===== DATA LINES =====

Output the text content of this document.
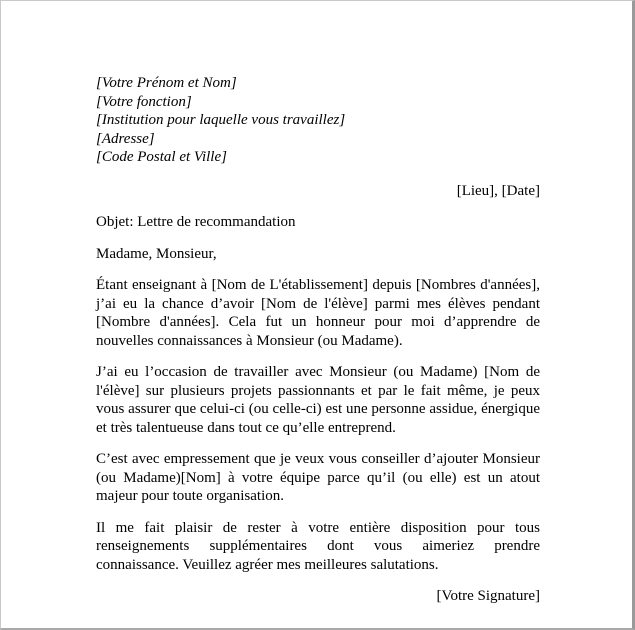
[Votre Prénom et Nom]
[Votre fonction]
[Institution pour laquelle vous travaillez]
[Adresse]
[Code Postal et Ville]
[Lieu], [Date]
Objet: Lettre de recommandation
Madame, Monsieur,

Étant enseignant à [Nom de L'établissement] depuis [Nombres d'années], j’ai eu la chance d’avoir [Nom de l'élève] parmi mes élèves pendant [Nombre d'années]. Cela fut un honneur pour moi d’apprendre de nouvelles connaissances à Monsieur (ou Madame).

J’ai eu l’occasion de travailler avec Monsieur (ou Madame) [Nom de l'élève] sur plusieurs projets passionnants et par le fait même, je peux vous assurer que celui-ci (ou celle-ci) est une personne assidue, énergique et très talentueuse dans tout ce qu’elle entreprend.

C’est avec empressement que je veux vous conseiller d’ajouter Monsieur (ou Madame)[Nom] à votre équipe parce qu’il (ou elle) est un atout majeur pour toute organisation.

Il me fait plaisir de rester à votre entière disposition pour tous renseignements supplémentaires dont vous aimeriez prendre connaissance. Veuillez agréer mes meilleures salutations.

[Votre Signature]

=====

## WHAT YOU HAVE TO DO
Give the material again exactly as it is, but keep the pictures out.

## RESPONSE TO THIS EXERCISE
Output the text content of this document.
[Votre Prénom et Nom]
[Votre fonction]
[Institution pour laquelle vous travaillez]
[Adresse]
[Code Postal et Ville]
[Lieu], [Date]
Objet: Lettre de recommandation
Madame, Monsieur,

Étant enseignant à [Nom de L'établissement] depuis [Nombres d'années], j’ai eu la chance d’avoir [Nom de l'élève] parmi mes élèves pendant [Nombre d'années]. Cela fut un honneur pour moi d’apprendre de nouvelles connaissances à Monsieur (ou Madame).

J’ai eu l’occasion de travailler avec Monsieur (ou Madame) [Nom de l'élève] sur plusieurs projets passionnants et par le fait même, je peux vous assurer que celui-ci (ou celle-ci) est une personne assidue, énergique et très talentueuse dans tout ce qu’elle entreprend.

C’est avec empressement que je veux vous conseiller d’ajouter Monsieur (ou Madame)[Nom] à votre équipe parce qu’il (ou elle) est un atout majeur pour toute organisation.

Il me fait plaisir de rester à votre entière disposition pour tous renseignements supplémentaires dont vous aimeriez prendre connaissance. Veuillez agréer mes meilleures salutations.

[Votre Signature]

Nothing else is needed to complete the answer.